begin

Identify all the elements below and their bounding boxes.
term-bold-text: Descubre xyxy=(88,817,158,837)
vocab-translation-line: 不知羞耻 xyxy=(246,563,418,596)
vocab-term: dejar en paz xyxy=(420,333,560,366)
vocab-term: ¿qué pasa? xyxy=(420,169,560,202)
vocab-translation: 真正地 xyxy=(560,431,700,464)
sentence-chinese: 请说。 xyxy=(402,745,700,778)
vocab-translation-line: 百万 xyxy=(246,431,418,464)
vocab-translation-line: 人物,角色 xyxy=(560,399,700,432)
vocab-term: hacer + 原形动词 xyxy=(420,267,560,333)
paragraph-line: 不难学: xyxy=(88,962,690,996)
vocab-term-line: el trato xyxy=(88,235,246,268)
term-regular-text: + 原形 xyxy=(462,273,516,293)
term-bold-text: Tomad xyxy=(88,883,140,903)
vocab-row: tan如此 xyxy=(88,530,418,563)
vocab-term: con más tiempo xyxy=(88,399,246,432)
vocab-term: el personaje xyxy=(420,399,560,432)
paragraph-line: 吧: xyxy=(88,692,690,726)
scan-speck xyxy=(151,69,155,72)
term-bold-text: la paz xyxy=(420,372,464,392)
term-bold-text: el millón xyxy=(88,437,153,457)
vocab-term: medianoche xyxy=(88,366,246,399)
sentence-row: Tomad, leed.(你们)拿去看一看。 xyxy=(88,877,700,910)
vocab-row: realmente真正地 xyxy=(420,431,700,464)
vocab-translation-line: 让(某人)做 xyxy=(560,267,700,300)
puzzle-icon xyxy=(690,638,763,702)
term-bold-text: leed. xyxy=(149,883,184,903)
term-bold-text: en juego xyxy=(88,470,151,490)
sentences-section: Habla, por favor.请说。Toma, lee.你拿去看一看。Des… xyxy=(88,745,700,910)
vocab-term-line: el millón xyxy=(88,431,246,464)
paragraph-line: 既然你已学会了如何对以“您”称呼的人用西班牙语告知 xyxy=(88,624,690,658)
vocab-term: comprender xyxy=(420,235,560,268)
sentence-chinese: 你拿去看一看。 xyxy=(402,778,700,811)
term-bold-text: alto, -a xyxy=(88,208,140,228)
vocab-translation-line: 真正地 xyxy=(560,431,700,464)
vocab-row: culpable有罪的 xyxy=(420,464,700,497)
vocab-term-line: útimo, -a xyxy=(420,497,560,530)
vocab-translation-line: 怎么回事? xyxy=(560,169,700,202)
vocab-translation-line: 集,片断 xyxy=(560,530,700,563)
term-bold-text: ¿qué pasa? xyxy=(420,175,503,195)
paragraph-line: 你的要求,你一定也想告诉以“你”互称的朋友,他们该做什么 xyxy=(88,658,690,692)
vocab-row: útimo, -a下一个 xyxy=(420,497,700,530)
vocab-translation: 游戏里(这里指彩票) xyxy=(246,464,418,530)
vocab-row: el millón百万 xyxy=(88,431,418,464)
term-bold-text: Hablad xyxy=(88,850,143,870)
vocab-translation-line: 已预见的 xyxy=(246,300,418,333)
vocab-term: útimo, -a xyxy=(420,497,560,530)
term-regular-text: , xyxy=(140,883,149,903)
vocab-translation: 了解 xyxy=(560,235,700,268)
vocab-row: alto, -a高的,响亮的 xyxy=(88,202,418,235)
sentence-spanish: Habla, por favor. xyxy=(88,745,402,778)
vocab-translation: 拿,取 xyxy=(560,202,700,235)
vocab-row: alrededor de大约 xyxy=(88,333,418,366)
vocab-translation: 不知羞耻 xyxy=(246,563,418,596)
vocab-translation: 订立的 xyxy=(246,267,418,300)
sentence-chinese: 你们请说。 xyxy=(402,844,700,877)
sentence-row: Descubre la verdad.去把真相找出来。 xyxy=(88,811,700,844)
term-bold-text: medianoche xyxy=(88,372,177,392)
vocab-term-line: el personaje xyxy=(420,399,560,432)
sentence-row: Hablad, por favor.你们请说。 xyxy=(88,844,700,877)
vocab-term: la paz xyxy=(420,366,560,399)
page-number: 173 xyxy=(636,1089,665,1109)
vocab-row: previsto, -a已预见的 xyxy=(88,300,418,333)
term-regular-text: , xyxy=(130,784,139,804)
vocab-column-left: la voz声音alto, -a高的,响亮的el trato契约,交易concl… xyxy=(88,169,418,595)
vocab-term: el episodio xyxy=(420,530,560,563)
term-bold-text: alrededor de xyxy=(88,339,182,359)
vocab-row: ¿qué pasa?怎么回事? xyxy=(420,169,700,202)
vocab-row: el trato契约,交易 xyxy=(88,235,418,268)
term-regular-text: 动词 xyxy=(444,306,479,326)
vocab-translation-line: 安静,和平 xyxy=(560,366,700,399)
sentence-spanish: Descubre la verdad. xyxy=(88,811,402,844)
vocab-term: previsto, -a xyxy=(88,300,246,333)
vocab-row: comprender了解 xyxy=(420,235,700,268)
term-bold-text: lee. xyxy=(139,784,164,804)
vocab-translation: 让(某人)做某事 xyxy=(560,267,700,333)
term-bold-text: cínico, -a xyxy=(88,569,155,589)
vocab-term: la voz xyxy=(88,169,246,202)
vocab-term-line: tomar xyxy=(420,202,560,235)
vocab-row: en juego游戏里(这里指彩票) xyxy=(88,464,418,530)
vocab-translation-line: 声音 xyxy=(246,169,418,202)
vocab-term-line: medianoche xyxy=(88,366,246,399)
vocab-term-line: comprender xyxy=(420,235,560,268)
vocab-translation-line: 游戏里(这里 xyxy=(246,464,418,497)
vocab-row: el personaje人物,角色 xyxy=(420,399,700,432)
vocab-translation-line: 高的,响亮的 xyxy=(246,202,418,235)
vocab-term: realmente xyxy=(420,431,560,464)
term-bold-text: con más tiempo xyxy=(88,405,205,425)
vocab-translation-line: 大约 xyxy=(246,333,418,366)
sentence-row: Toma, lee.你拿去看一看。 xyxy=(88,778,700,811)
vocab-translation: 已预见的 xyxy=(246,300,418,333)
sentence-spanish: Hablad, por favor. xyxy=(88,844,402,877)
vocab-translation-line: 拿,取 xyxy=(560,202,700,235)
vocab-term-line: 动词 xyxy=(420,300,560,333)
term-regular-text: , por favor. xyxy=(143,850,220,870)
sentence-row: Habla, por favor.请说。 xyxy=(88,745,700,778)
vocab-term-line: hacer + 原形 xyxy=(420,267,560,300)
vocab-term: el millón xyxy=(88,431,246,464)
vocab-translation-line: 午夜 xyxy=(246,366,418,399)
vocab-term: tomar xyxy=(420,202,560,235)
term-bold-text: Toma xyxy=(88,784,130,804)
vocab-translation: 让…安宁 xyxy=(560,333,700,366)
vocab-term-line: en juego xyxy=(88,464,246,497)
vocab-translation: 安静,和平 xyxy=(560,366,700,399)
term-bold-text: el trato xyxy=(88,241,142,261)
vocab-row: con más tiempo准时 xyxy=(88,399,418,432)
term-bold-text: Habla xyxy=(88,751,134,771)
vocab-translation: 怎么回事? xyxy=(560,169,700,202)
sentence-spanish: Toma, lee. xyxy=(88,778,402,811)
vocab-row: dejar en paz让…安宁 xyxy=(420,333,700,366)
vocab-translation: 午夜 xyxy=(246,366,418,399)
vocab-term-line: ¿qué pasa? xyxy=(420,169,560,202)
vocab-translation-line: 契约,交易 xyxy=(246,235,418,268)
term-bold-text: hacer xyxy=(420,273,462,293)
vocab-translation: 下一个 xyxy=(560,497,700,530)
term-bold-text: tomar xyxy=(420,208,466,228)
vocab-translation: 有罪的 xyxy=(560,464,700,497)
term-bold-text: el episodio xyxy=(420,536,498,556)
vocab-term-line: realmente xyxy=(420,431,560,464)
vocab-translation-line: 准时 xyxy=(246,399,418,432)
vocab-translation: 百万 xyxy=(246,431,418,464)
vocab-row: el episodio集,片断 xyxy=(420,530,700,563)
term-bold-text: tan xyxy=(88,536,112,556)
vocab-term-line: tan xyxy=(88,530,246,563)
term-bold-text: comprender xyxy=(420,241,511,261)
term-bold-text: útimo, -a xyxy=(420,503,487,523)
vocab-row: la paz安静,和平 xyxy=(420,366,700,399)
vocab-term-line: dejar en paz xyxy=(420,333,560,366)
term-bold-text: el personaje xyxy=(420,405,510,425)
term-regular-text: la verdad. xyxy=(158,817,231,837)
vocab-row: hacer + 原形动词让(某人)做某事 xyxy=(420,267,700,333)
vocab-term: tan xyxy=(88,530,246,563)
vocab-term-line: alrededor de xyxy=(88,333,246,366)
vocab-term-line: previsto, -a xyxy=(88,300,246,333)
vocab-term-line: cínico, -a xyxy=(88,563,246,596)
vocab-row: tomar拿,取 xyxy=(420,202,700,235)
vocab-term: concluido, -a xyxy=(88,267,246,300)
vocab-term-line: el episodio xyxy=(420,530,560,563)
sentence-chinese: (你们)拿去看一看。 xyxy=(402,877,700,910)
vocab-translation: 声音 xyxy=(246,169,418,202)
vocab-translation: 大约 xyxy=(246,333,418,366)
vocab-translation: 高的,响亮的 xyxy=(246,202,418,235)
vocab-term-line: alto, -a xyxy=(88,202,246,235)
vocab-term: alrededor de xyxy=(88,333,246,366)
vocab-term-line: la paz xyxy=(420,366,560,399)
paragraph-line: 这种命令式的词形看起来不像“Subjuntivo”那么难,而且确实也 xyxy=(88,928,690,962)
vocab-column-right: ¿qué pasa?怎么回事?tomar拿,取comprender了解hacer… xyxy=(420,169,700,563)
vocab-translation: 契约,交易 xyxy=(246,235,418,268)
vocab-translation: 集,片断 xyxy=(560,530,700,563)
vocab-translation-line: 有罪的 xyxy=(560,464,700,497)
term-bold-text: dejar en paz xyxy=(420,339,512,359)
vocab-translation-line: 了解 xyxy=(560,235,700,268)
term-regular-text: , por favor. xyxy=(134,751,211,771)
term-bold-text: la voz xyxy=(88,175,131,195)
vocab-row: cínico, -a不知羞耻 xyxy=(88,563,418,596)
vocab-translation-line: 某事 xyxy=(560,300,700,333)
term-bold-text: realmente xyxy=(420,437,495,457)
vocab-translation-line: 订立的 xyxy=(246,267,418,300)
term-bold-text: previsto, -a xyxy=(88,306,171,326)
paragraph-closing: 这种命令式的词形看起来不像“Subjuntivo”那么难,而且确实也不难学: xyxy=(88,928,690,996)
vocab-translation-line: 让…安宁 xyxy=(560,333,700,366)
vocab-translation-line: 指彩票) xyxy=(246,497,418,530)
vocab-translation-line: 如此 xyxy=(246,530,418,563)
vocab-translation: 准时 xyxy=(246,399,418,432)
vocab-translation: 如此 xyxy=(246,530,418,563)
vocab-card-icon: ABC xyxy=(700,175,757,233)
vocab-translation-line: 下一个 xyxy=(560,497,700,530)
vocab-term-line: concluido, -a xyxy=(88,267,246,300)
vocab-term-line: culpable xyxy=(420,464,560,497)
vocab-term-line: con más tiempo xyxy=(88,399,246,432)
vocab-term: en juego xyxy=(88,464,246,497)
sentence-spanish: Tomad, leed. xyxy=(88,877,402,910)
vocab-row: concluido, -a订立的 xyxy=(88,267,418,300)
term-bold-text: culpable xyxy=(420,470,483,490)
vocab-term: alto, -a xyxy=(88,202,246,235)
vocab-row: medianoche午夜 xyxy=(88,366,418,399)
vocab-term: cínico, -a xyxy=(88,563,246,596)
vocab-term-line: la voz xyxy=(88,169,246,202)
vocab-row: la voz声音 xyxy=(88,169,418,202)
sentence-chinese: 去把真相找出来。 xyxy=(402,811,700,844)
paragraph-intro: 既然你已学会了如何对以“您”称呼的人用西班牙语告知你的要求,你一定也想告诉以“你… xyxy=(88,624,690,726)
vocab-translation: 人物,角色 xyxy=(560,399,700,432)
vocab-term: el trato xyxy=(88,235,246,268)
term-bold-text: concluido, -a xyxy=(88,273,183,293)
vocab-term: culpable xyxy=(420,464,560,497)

end

GOAL => Copy the records word for word, from their first line through the line that contains "puzzle-icon xyxy=(690,638,763,702)", with both of those lines included.

SOLUTION TO THIS TASK =>
Identify all the elements below and their bounding boxes.
term-bold-text: Descubre xyxy=(88,817,158,837)
vocab-translation-line: 不知羞耻 xyxy=(246,563,418,596)
vocab-term: dejar en paz xyxy=(420,333,560,366)
vocab-term: ¿qué pasa? xyxy=(420,169,560,202)
vocab-translation: 真正地 xyxy=(560,431,700,464)
sentence-chinese: 请说。 xyxy=(402,745,700,778)
vocab-translation-line: 百万 xyxy=(246,431,418,464)
vocab-translation-line: 人物,角色 xyxy=(560,399,700,432)
vocab-term: hacer + 原形动词 xyxy=(420,267,560,333)
paragraph-line: 不难学: xyxy=(88,962,690,996)
vocab-term-line: el trato xyxy=(88,235,246,268)
term-regular-text: + 原形 xyxy=(462,273,516,293)
term-bold-text: Tomad xyxy=(88,883,140,903)
vocab-row: tan如此 xyxy=(88,530,418,563)
vocab-term: con más tiempo xyxy=(88,399,246,432)
vocab-term: el personaje xyxy=(420,399,560,432)
paragraph-line: 吧: xyxy=(88,692,690,726)
scan-speck xyxy=(151,69,155,72)
term-bold-text: la paz xyxy=(420,372,464,392)
term-bold-text: el millón xyxy=(88,437,153,457)
vocab-term: medianoche xyxy=(88,366,246,399)
sentence-row: Tomad, leed.(你们)拿去看一看。 xyxy=(88,877,700,910)
vocab-row: realmente真正地 xyxy=(420,431,700,464)
vocab-translation-line: 让(某人)做 xyxy=(560,267,700,300)
puzzle-icon xyxy=(690,638,763,702)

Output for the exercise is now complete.